▸ **Work task 1**
Reproduce the part of the article on Korean robots from "In a presentation, consultant" to "small startup companies.".
▸ **Work task 2**
Carry on the article about Korean robot startups, starting after its last sentence.
━━ Document section ━━
Your Next Cute Robot May Be Korean

Pibo and Cubroid are friends. In a country where three giant conglomerates (LG, Samsung, and Hyundai) suck up most of the engineering talent, these two pint-sized little robots could be the future of Korean hardware innovation.

Pibo is a 3D-printed, Raspberry Pi-based "family companion" that can use the internet to answer questions about your world. Cubroid is a bunch of robotic blocks that help kids learn how to program using physical objects. The two are part of a small club of companies in Korea's new startup scene, which is dominated by software and services.

In a presentation, consultant Nathan Millard of G3 Partners says there's been a massive upswing in the number of Korean startups in the past five years, with more than 20 accelerators, a vibrant investment scene, and major government support. When I visited the startups behind Pibo and Cubroid, I found a new Digital Media City (DMC) by the old World Cup stadium featuring towers stuffed with dozens of small startup companies.

(Pibo, at right, is the third generation of Circulus's robots.)

The biggest challenge, it seems, is global breakout. Of the 46 startups that DMC's Yu Bae Park told me he helps manage, only about 10 percent are currently looking at markets outside Korea. Millard points out that "of Korea's recent standout successes ... none have found success beyond Korea."
━━━
━━ Information given ━━
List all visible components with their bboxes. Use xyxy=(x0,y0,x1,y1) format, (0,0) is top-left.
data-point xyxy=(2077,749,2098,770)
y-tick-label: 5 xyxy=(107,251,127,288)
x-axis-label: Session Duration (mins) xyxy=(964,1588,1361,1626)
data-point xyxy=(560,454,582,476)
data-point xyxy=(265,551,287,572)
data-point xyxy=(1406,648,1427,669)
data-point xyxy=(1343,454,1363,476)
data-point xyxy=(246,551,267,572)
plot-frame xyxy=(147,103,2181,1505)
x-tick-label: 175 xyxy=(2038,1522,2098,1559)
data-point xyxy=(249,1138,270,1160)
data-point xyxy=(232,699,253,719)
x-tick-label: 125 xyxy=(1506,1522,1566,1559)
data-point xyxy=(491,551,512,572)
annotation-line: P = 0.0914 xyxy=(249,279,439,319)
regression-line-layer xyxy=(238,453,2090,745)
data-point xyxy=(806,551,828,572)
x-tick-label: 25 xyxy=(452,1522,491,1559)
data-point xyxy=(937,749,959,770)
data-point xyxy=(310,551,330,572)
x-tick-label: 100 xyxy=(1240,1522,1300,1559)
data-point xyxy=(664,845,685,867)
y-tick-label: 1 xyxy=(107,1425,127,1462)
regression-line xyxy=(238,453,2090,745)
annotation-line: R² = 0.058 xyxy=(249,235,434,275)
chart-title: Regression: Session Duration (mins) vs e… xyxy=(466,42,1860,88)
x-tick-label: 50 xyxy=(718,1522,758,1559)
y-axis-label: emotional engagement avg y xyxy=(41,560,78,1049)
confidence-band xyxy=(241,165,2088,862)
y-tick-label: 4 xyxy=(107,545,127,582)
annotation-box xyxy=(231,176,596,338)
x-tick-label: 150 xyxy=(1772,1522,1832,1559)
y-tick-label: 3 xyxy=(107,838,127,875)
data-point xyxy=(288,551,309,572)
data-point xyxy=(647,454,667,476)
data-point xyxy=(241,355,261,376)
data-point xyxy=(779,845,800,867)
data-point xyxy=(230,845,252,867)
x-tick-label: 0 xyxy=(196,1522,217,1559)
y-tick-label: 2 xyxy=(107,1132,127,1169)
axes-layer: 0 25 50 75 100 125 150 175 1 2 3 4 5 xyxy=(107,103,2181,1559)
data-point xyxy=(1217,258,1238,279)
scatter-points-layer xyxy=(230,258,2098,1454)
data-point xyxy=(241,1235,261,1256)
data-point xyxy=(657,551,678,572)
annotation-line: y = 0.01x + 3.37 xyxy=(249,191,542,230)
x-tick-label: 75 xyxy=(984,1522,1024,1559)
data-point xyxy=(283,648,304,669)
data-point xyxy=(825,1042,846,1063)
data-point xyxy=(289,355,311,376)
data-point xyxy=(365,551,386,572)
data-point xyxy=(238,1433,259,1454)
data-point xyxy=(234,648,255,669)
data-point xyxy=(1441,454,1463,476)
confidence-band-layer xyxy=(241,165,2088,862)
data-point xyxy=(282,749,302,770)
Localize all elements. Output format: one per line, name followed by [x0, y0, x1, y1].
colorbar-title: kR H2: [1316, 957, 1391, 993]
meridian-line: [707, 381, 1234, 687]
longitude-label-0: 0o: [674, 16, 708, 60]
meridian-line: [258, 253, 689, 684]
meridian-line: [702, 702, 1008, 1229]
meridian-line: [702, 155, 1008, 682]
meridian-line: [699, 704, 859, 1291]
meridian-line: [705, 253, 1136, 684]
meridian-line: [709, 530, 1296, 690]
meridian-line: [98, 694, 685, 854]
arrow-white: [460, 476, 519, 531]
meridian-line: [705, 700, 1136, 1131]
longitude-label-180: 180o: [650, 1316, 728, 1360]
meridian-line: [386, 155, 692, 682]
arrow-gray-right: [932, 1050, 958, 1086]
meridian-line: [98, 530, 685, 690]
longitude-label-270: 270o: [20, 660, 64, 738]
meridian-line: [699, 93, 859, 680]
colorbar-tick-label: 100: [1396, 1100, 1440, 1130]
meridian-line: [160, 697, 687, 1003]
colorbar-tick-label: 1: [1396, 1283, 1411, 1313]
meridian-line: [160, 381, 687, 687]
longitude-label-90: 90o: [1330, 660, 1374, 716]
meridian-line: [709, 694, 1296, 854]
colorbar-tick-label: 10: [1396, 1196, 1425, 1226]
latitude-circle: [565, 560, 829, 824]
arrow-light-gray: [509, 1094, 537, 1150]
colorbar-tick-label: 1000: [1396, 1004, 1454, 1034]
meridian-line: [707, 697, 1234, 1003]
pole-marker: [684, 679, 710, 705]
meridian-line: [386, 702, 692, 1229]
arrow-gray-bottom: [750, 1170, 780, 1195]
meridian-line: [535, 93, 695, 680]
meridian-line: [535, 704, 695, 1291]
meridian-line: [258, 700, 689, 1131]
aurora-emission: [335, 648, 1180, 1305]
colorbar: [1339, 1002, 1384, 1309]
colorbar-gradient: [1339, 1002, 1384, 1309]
━━━
▸ **Written response 1**
In a presentation, consultant Nathan Millard of G3 Partners says there's been a massive upswing in the number of Korean startups in the past five years, with more than 20 accelerators, a vibrant investment scene, and major government support. When I visited the startups behind Pibo and Cubroid, I found a new Digital Media City (DMC) by the old World Cup stadium featuring towers stuffed with dozens of small startup companies.

▸ **Written response 2**
Korean tech firms other than the big three have tended to develop primarily for their own market—Korea has its own analogues of Google (Naver), Facebook/WhatsApp (Kakao), and various other services—and they don't tend to think or speak globally. That's changing, too, though. The Pibo and Cubroid guys, while unpolished and thoroughly engineer-driven, have their eyes set on the global market, and even on the US.

One thing about being in a small scene is that everyone knows each other. Cubroid's Mark Shin showed me a Javascript book written by Pibo's Jonggun Park, and said he wanted to use Pibo's big-data AI system in the future. That's the kind of cross-pollination a startup scene could use to succeed.

Big Data, Small Robot

Pibo is clearly one of DMC's darlings. It's made by Circulus, which is led by Jonggun Park, a former Samsung engineer who was working on IoT and big data projects when he became convinced that the way to push Korea forward was to teach everyone to code.

"I think that if everyone could make their own programs in Korea, then our country will be stronger," he said.

Coding eventually became robots because, well, "most guys love robots." Coding robots thus became Pibo: an open-source, Raspberry Pi-based, 3D-printed home robot with its own cloud-based system, where you can code it through a block language, use JavaScript or download features that other people have written.

The idea here is to balance simplicity and extensibility. Lego Mindstorms lets you build and program with Scratch, but it's very fiddly. Other robots like Dash and Dot, Anki Cosmo and Ozobot are easier to use, but are fixed hardware. Cubroid is extensible, but extremely easy to put together.

On a white board, they've scribbled ideas for the next round of cubes: a camera, an MP3 player, an OLED screen. Shin said they're developing an Amazon Alexa-compatible block and a face-recognition block, and they're talking to the Pibo folks about connecting to Pibo's cloud-based system.

"In the future, like LittleBits, there could be different kits," he said.

Cubroid's next step is to go to the big-league Kickstarter for manufacturing cash, probably sometime this fall. I'm normally super skeptical about Kickstarter, but I know this isn't vaporware and these guys are for real. They just can, right now, only afford to make lots of 300 at a time.

"When the Kickstarter money comes, we can make more," he said.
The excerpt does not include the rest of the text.